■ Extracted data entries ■
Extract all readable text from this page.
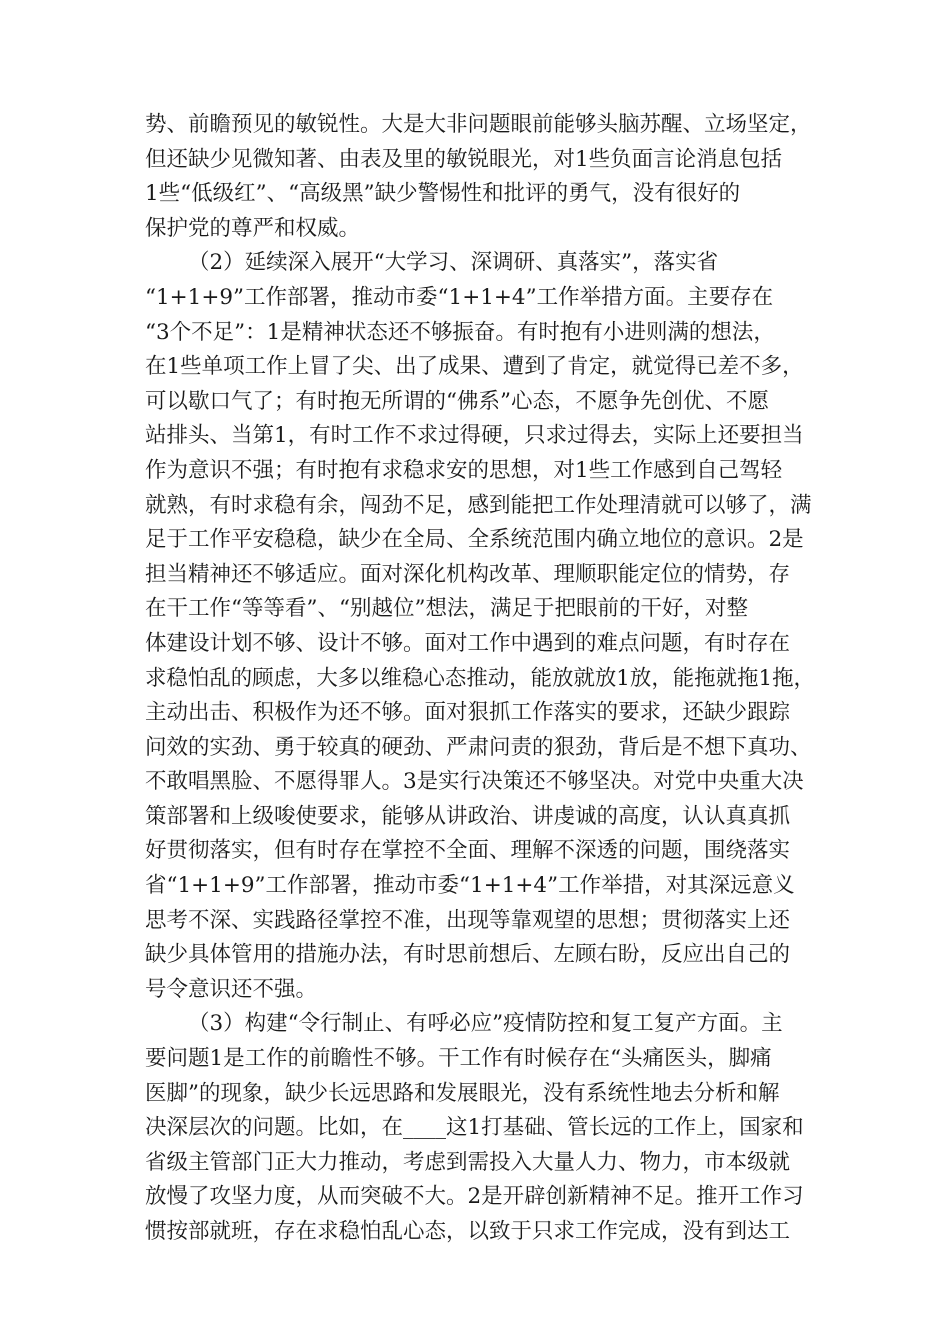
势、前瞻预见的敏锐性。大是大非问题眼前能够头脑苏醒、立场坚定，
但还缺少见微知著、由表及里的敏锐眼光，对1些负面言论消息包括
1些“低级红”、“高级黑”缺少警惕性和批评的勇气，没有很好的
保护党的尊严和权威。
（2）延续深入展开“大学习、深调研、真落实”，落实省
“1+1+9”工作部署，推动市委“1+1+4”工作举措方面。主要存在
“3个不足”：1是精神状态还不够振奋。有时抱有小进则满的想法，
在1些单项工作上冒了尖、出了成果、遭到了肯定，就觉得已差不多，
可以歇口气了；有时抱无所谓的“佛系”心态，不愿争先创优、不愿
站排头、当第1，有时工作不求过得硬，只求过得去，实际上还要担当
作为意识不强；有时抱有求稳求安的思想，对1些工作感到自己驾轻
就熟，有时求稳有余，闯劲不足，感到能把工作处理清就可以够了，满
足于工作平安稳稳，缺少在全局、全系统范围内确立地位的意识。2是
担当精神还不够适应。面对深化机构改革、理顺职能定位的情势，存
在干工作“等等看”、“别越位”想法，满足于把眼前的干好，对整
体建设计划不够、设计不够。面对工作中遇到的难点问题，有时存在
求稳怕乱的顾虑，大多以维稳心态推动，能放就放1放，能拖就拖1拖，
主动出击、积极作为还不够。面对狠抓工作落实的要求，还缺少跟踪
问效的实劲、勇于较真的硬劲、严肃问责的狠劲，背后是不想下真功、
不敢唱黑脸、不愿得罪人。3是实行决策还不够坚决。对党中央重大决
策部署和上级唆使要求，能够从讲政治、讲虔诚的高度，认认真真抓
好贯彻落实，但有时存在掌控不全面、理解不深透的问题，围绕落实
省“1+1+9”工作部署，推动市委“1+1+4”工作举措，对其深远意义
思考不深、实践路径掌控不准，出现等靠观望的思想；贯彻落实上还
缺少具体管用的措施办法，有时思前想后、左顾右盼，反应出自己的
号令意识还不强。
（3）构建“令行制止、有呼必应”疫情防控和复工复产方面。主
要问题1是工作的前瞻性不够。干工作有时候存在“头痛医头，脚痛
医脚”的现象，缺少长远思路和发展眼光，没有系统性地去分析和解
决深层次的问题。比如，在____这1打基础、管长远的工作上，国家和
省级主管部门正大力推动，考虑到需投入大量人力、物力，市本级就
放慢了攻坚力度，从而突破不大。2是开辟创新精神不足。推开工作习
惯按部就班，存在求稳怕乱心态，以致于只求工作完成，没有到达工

* * *

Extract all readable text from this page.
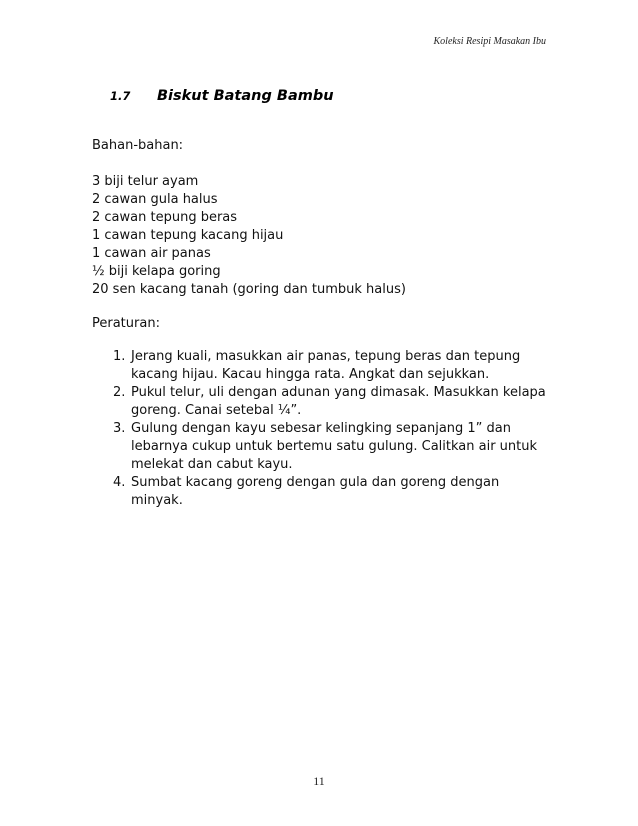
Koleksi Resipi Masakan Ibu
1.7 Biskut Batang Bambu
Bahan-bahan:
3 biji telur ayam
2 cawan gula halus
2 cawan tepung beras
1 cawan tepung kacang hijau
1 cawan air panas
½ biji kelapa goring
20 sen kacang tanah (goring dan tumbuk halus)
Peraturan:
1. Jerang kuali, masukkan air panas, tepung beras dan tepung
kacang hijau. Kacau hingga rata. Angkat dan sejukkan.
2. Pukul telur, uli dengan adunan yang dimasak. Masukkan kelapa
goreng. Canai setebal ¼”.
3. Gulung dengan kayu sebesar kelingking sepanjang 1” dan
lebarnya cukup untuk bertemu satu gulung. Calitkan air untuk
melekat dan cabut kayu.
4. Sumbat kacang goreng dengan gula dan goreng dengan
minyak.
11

■ Exercise instructions ■
State how many lines in the records above contain the word "kacang", and give only that number.

■ Task answer ■
4